Material provided:
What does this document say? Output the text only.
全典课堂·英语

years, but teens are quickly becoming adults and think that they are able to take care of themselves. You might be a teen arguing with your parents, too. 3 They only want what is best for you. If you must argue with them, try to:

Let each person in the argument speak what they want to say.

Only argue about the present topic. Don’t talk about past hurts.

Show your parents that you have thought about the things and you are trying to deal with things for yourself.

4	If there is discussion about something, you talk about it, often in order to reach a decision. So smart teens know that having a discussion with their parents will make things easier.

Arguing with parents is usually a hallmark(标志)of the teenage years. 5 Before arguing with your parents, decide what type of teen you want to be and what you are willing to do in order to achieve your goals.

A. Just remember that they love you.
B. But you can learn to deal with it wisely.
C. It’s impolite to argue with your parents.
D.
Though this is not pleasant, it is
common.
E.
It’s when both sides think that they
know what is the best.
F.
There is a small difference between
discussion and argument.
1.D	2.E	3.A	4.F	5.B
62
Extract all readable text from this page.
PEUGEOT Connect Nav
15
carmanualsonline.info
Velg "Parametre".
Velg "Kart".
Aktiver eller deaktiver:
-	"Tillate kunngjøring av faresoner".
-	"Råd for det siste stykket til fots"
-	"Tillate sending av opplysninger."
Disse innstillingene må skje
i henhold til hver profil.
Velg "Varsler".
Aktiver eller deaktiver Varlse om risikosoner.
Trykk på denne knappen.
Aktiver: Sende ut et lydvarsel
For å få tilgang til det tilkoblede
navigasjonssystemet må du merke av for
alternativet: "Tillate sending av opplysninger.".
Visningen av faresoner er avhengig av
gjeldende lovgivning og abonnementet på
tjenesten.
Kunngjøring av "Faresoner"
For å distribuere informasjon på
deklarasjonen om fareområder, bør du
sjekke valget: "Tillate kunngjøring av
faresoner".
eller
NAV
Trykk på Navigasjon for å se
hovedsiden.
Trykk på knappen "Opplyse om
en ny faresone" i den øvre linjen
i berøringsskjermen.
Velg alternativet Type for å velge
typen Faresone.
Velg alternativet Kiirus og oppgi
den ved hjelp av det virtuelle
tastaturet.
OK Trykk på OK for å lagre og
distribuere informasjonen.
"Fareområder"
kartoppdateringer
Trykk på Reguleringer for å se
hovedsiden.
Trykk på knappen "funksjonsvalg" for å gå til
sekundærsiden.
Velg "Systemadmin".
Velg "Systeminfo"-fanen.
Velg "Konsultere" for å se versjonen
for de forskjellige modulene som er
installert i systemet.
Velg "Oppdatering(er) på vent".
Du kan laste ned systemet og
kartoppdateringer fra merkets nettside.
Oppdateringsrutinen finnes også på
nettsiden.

The task: All lines from the line containing "Extract all readable text from this page." through the end of the listing above are to be duplicated exactly; include both ends and nothing further.

Exercise result:
Extract all readable text from this page.
PEUGEOT Connect Nav
15
carmanualsonline.info
Velg "Parametre".
Velg "Kart".
Aktiver eller deaktiver:
-	"Tillate kunngjøring av faresoner".
-	"Råd for det siste stykket til fots"
-	"Tillate sending av opplysninger."
Disse innstillingene må skje
i henhold til hver profil.
Velg "Varsler".
Aktiver eller deaktiver Varlse om risikosoner.
Trykk på denne knappen.
Aktiver: Sende ut et lydvarsel
For å få tilgang til det tilkoblede
navigasjonssystemet må du merke av for
alternativet: "Tillate sending av opplysninger.".
Visningen av faresoner er avhengig av
gjeldende lovgivning og abonnementet på
tjenesten.
Kunngjøring av "Faresoner"
For å distribuere informasjon på
deklarasjonen om fareområder, bør du
sjekke valget: "Tillate kunngjøring av
faresoner".
eller
NAV
Trykk på Navigasjon for å se
hovedsiden.
Trykk på knappen "Opplyse om
en ny faresone" i den øvre linjen
i berøringsskjermen.
Velg alternativet Type for å velge
typen Faresone.
Velg alternativet Kiirus og oppgi
den ved hjelp av det virtuelle
tastaturet.
OK Trykk på OK for å lagre og
distribuere informasjonen.
"Fareområder"
kartoppdateringer
Trykk på Reguleringer for å se
hovedsiden.
Trykk på knappen "funksjonsvalg" for å gå til
sekundærsiden.
Velg "Systemadmin".
Velg "Systeminfo"-fanen.
Velg "Konsultere" for å se versjonen
for de forskjellige modulene som er
installert i systemet.
Velg "Oppdatering(er) på vent".
Du kan laste ned systemet og
kartoppdateringer fra merkets nettside.
Oppdateringsrutinen finnes også på
nettsiden.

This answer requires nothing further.